■ **Aim of the exercise**
Read through the records below and copy each line that uses the word "如图所示".

■ **Supplied material**
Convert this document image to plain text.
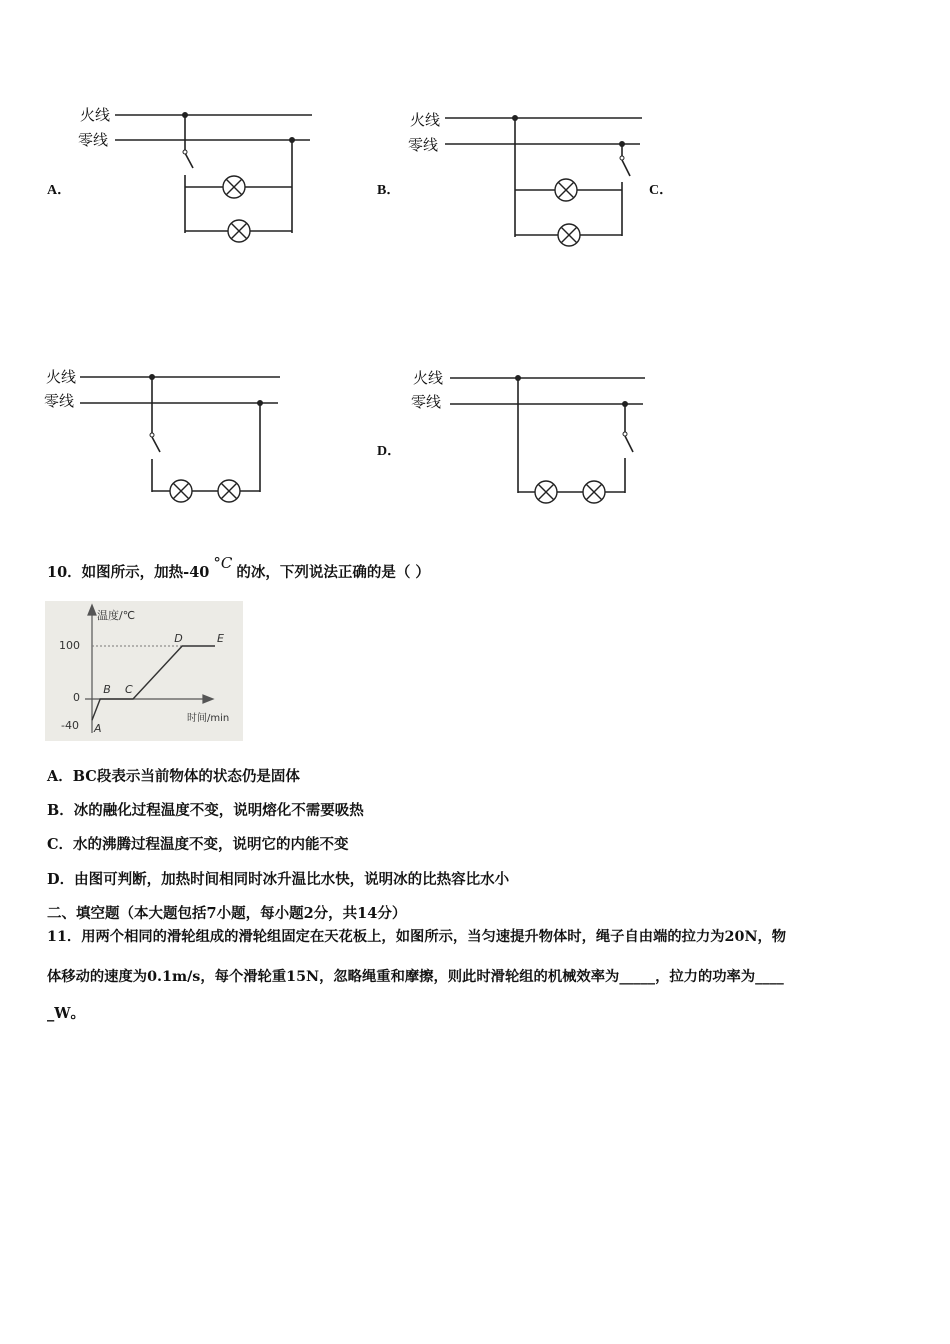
火线
零线
A．	B．
火线
零线
C．
火线
零线
D．
火线
零线
10．如图所示，加热-40°C的冰，下列说法正确的是（ ）
温度/℃
时间/min
100
0
-40 A
B C
D	E
A．BC段表示当前物体的状态仍是固体
B．冰的融化过程温度不变，说明熔化不需要吸热
C．水的沸腾过程温度不变，说明它的内能不变
D．由图可判断，加热时间相同时冰升温比水快，说明冰的比热容比水小
二、填空题（本大题包括7小题，每小题2分，共14分）
11．用两个相同的滑轮组成的滑轮组固定在天花板上，如图所示，当匀速提升物体时，绳子自由端的拉力为20N，物
体移动的速度为0.1m/s，每个滑轮重15N，忽略绳重和摩擦，则此时滑轮组的机械效率为_____，拉力的功率为____
_W。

■ **Expected output**
10．如图所示，加热-40°C的冰，下列说法正确的是（ ）
11．用两个相同的滑轮组成的滑轮组固定在天花板上，如图所示，当匀速提升物体时，绳子自由端的拉力为20N，物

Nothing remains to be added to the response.